→ **The task**: Without further comment, state how many lines in the listing below contain the word "expansion".

(Stored items)
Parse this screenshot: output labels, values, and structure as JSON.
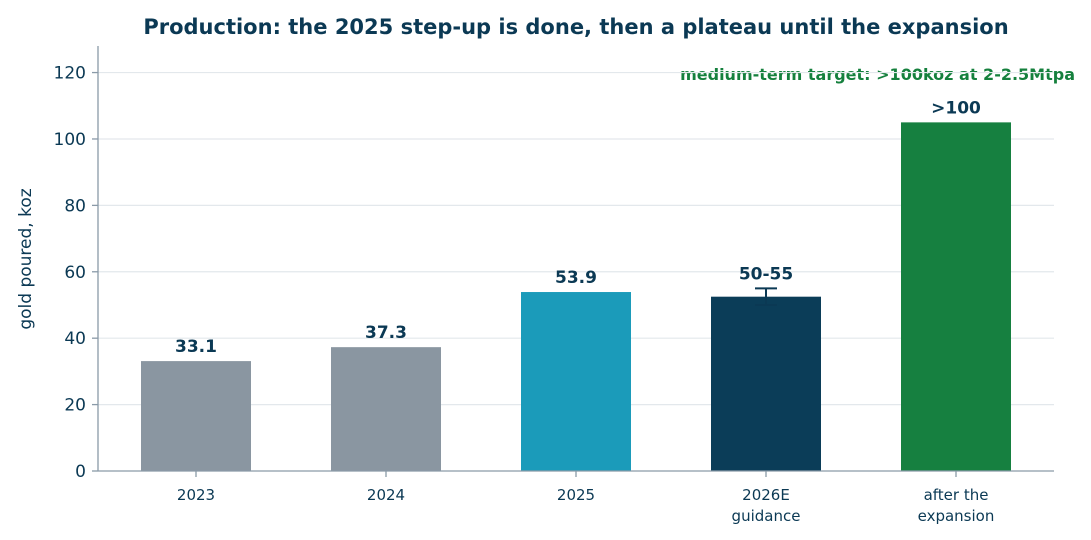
{
  "chart_data": {
    "type": "bar",
    "title": "Production: the 2025 step-up is done, then a plateau until the expansion",
    "annotation": "medium-term target: >100koz at 2-2.5Mtpa",
    "ylabel": "gold poured, koz",
    "xlabel": "",
    "ylim": [
      0,
      128
    ],
    "yticks": [
      0,
      20,
      40,
      60,
      80,
      100,
      120
    ],
    "grid": true,
    "categories": [
      [
        "2023"
      ],
      [
        "2024"
      ],
      [
        "2025"
      ],
      [
        "2026E",
        "guidance"
      ],
      [
        "after the",
        "expansion"
      ]
    ],
    "values": [
      33.1,
      37.3,
      53.9,
      52.5,
      105
    ],
    "error_range": [
      null,
      null,
      null,
      [
        50,
        55
      ],
      null
    ],
    "data_labels": [
      "33.1",
      "37.3",
      "53.9",
      "50-55",
      ">100"
    ],
    "colors": [
      "#8a96a1",
      "#8a96a1",
      "#1b9bba",
      "#0b3d58",
      "#168040"
    ]
  }
}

→ **Finished exercise**: 2